▸ TASK INSTRUCTIONS:
Search the listing below for the word "planie" and copy each line that holds it.

Data entries:
+---+
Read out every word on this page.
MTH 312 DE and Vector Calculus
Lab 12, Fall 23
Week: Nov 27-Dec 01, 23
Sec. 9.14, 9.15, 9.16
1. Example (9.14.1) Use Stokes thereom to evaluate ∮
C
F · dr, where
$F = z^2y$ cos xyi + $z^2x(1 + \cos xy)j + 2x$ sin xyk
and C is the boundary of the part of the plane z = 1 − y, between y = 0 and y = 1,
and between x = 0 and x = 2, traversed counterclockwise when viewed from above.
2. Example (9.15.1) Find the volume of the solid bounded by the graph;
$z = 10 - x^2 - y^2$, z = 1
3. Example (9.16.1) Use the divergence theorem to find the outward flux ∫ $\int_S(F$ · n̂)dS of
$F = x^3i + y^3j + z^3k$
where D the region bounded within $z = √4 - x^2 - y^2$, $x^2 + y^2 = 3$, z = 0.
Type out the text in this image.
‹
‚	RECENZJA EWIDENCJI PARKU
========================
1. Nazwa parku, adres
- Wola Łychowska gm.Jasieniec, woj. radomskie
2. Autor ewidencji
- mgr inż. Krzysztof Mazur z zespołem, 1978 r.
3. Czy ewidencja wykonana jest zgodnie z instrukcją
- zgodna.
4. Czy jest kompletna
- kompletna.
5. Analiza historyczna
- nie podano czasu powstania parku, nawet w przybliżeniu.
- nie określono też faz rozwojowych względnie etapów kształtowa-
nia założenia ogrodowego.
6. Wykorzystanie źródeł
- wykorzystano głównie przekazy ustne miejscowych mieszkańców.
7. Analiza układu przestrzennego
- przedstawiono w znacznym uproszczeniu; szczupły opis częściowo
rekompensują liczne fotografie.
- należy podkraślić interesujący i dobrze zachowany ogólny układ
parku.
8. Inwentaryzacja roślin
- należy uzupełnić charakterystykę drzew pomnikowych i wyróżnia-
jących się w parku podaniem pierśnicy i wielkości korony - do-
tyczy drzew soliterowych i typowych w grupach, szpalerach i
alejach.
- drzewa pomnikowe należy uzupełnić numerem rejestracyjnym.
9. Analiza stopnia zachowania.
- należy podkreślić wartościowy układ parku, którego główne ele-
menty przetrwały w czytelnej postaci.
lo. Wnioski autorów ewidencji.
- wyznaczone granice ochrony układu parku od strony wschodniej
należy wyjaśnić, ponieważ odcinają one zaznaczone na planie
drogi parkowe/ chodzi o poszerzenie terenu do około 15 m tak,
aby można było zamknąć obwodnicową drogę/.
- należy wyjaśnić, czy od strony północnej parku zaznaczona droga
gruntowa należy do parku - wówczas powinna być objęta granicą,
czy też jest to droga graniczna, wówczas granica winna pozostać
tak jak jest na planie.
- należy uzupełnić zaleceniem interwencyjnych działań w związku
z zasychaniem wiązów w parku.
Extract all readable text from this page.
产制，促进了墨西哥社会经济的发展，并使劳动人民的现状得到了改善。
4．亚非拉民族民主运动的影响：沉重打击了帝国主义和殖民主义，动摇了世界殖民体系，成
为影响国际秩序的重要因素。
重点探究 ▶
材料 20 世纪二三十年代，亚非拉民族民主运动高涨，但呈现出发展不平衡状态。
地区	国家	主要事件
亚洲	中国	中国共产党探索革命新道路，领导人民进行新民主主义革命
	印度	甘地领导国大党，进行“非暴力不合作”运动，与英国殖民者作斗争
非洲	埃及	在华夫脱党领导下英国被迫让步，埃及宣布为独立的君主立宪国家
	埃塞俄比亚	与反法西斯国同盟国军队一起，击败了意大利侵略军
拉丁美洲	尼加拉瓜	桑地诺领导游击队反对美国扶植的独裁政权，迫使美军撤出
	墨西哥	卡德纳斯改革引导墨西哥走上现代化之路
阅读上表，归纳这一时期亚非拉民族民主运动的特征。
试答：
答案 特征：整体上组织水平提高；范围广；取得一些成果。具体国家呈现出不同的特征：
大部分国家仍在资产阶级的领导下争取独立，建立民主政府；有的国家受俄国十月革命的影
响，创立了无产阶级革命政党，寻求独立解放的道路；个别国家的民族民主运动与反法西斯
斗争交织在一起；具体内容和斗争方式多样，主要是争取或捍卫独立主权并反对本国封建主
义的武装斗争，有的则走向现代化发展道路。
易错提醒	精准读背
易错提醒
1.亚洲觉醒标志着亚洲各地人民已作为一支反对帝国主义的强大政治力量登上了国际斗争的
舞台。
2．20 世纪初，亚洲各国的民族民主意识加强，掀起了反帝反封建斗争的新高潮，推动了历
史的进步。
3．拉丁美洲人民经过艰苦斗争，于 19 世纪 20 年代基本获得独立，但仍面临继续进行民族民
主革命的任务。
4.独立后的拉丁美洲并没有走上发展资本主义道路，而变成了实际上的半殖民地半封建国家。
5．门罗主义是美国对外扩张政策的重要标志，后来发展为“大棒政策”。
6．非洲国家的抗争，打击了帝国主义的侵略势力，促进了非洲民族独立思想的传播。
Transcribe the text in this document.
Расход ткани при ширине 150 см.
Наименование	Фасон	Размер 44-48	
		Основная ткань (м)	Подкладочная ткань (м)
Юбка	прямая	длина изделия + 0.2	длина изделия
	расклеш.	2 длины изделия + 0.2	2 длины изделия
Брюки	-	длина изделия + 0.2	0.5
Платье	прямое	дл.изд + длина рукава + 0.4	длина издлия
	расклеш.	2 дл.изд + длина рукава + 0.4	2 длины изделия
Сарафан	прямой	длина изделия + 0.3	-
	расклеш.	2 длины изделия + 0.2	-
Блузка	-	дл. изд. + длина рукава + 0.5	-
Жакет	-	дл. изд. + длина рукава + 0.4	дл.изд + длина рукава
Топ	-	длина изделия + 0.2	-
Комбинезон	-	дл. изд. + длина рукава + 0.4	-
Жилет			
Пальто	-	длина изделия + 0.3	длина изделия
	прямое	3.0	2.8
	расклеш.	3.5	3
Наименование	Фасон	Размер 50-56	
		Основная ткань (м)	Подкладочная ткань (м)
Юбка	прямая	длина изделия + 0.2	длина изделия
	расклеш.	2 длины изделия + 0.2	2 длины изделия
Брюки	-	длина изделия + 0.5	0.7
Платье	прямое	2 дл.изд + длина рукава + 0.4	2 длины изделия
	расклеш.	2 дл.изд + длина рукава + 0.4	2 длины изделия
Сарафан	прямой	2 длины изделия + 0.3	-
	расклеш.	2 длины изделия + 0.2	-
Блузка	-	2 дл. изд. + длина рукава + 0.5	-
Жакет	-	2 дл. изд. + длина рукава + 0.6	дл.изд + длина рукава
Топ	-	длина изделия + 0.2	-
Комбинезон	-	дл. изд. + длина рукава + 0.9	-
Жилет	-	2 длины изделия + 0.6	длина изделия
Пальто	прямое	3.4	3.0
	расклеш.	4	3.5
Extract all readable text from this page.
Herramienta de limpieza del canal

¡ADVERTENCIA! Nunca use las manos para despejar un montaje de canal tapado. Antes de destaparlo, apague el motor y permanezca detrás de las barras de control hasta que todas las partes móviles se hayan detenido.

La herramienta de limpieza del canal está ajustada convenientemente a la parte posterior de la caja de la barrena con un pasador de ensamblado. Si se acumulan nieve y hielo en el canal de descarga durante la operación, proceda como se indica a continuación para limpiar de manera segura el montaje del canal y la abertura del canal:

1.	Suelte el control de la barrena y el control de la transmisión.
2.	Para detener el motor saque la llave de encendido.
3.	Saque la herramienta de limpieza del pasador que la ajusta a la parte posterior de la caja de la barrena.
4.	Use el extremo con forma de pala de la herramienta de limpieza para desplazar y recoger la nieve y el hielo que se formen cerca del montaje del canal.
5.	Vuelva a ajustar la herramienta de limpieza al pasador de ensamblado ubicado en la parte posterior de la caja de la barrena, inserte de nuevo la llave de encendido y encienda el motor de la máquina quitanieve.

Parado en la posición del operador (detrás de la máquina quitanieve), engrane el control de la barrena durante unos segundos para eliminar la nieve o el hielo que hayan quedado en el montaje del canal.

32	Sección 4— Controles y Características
+---+
▸ REPLY TO THE EXERCISE:
należy wyjaśnić, ponieważ odcinają one zaznaczone na planie
tak jak jest na planie.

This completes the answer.